**Problem description**
Pull out each line of the records holding the string "的把握认为对这一问题的看法与性别有关".

:: Material shown

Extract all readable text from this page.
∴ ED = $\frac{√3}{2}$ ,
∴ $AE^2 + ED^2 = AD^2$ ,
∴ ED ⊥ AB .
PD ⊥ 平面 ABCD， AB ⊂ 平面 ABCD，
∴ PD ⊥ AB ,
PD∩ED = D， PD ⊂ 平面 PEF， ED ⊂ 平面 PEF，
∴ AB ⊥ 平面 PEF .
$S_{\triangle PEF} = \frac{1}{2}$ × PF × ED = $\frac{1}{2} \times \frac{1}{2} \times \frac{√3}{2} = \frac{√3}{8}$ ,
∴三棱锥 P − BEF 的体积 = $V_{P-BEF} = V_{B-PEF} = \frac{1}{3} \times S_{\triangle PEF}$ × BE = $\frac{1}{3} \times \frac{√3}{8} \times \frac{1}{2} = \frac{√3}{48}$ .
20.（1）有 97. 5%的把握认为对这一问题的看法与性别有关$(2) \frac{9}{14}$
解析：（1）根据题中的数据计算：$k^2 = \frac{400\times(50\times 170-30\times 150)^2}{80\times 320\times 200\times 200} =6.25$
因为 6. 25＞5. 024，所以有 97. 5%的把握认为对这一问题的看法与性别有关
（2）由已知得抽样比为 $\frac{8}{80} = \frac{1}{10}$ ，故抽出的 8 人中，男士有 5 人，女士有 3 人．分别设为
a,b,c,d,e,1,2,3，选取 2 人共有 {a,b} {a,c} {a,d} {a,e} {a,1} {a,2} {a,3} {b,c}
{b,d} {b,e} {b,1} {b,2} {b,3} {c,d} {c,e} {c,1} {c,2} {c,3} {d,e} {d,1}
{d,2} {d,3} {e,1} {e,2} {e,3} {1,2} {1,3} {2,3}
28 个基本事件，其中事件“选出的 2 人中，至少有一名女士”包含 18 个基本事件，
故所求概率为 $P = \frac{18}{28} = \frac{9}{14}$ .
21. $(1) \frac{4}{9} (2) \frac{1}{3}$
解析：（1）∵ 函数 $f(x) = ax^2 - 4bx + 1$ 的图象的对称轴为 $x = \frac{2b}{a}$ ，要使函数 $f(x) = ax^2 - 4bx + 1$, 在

::::

**Solution for this problem**
20.（1）有 97. 5%的把握认为对这一问题的看法与性别有关$(2) \frac{9}{14}$
因为 6. 25＞5. 024，所以有 97. 5%的把握认为对这一问题的看法与性别有关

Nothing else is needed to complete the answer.